- **Data excerpts**
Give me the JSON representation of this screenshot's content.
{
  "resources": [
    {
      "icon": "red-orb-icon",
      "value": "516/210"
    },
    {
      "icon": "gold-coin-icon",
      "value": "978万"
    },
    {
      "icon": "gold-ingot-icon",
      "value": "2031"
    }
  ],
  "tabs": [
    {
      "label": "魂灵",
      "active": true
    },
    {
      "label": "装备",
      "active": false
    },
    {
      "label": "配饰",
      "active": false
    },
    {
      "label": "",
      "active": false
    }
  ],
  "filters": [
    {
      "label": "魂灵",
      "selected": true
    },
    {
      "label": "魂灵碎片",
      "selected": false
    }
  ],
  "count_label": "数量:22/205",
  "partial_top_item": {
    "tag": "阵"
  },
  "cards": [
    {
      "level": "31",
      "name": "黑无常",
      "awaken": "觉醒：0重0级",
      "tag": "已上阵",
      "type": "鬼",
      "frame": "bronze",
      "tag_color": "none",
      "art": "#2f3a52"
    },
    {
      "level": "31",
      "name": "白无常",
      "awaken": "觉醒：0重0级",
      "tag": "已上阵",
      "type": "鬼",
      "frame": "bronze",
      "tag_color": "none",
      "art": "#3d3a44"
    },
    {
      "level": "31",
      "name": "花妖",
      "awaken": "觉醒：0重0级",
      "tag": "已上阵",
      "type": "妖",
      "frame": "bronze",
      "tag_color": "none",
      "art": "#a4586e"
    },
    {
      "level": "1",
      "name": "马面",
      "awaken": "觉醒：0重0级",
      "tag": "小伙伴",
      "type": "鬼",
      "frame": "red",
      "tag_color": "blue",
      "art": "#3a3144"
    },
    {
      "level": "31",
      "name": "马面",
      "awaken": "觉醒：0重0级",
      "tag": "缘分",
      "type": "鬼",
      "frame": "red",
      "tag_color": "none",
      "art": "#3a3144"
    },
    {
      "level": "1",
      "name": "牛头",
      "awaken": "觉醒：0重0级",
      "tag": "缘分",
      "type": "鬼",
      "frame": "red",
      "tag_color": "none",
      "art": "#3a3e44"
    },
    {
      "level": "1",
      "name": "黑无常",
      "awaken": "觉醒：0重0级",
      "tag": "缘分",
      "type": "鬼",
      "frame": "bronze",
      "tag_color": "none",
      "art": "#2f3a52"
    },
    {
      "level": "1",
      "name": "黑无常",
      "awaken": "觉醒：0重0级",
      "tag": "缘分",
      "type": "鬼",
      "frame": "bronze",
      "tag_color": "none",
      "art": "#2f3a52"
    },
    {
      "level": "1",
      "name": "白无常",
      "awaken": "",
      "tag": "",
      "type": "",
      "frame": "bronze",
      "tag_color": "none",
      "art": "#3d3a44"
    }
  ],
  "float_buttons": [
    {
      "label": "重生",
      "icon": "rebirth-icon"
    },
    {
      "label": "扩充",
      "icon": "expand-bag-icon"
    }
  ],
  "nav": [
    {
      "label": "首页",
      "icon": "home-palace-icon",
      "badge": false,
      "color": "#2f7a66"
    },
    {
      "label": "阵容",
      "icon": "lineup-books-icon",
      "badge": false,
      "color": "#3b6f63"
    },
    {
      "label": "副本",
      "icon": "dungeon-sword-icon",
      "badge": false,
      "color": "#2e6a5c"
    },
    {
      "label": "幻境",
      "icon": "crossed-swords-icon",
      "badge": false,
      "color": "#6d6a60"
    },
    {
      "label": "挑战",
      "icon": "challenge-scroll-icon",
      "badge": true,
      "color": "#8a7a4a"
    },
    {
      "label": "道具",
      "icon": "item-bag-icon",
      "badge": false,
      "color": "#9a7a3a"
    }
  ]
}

- **What you should do**
Show the data once more, exactly as it was written.

- **Full answer**
Give me the JSON representation of this screenshot's content.
{
  "resources": [
    {
      "icon": "red-orb-icon",
      "value": "516/210"
    },
    {
      "icon": "gold-coin-icon",
      "value": "978万"
    },
    {
      "icon": "gold-ingot-icon",
      "value": "2031"
    }
  ],
  "tabs": [
    {
      "label": "魂灵",
      "active": true
    },
    {
      "label": "装备",
      "active": false
    },
    {
      "label": "配饰",
      "active": false
    },
    {
      "label": "",
      "active": false
    }
  ],
  "filters": [
    {
      "label": "魂灵",
      "selected": true
    },
    {
      "label": "魂灵碎片",
      "selected": false
    }
  ],
  "count_label": "数量:22/205",
  "partial_top_item": {
    "tag": "阵"
  },
  "cards": [
    {
      "level": "31",
      "name": "黑无常",
      "awaken": "觉醒：0重0级",
      "tag": "已上阵",
      "type": "鬼",
      "frame": "bronze",
      "tag_color": "none",
      "art": "#2f3a52"
    },
    {
      "level": "31",
      "name": "白无常",
      "awaken": "觉醒：0重0级",
      "tag": "已上阵",
      "type": "鬼",
      "frame": "bronze",
      "tag_color": "none",
      "art": "#3d3a44"
    },
    {
      "level": "31",
      "name": "花妖",
      "awaken": "觉醒：0重0级",
      "tag": "已上阵",
      "type": "妖",
      "frame": "bronze",
      "tag_color": "none",
      "art": "#a4586e"
    },
    {
      "level": "1",
      "name": "马面",
      "awaken": "觉醒：0重0级",
      "tag": "小伙伴",
      "type": "鬼",
      "frame": "red",
      "tag_color": "blue",
      "art": "#3a3144"
    },
    {
      "level": "31",
      "name": "马面",
      "awaken": "觉醒：0重0级",
      "tag": "缘分",
      "type": "鬼",
      "frame": "red",
      "tag_color": "none",
      "art": "#3a3144"
    },
    {
      "level": "1",
      "name": "牛头",
      "awaken": "觉醒：0重0级",
      "tag": "缘分",
      "type": "鬼",
      "frame": "red",
      "tag_color": "none",
      "art": "#3a3e44"
    },
    {
      "level": "1",
      "name": "黑无常",
      "awaken": "觉醒：0重0级",
      "tag": "缘分",
      "type": "鬼",
      "frame": "bronze",
      "tag_color": "none",
      "art": "#2f3a52"
    },
    {
      "level": "1",
      "name": "黑无常",
      "awaken": "觉醒：0重0级",
      "tag": "缘分",
      "type": "鬼",
      "frame": "bronze",
      "tag_color": "none",
      "art": "#2f3a52"
    },
    {
      "level": "1",
      "name": "白无常",
      "awaken": "",
      "tag": "",
      "type": "",
      "frame": "bronze",
      "tag_color": "none",
      "art": "#3d3a44"
    }
  ],
  "float_buttons": [
    {
      "label": "重生",
      "icon": "rebirth-icon"
    },
    {
      "label": "扩充",
      "icon": "expand-bag-icon"
    }
  ],
  "nav": [
    {
      "label": "首页",
      "icon": "home-palace-icon",
      "badge": false,
      "color": "#2f7a66"
    },
    {
      "label": "阵容",
      "icon": "lineup-books-icon",
      "badge": false,
      "color": "#3b6f63"
    },
    {
      "label": "副本",
      "icon": "dungeon-sword-icon",
      "badge": false,
      "color": "#2e6a5c"
    },
    {
      "label": "幻境",
      "icon": "crossed-swords-icon",
      "badge": false,
      "color": "#6d6a60"
    },
    {
      "label": "挑战",
      "icon": "challenge-scroll-icon",
      "badge": true,
      "color": "#8a7a4a"
    },
    {
      "label": "道具",
      "icon": "item-bag-icon",
      "badge": false,
      "color": "#9a7a3a"
    }
  ]
}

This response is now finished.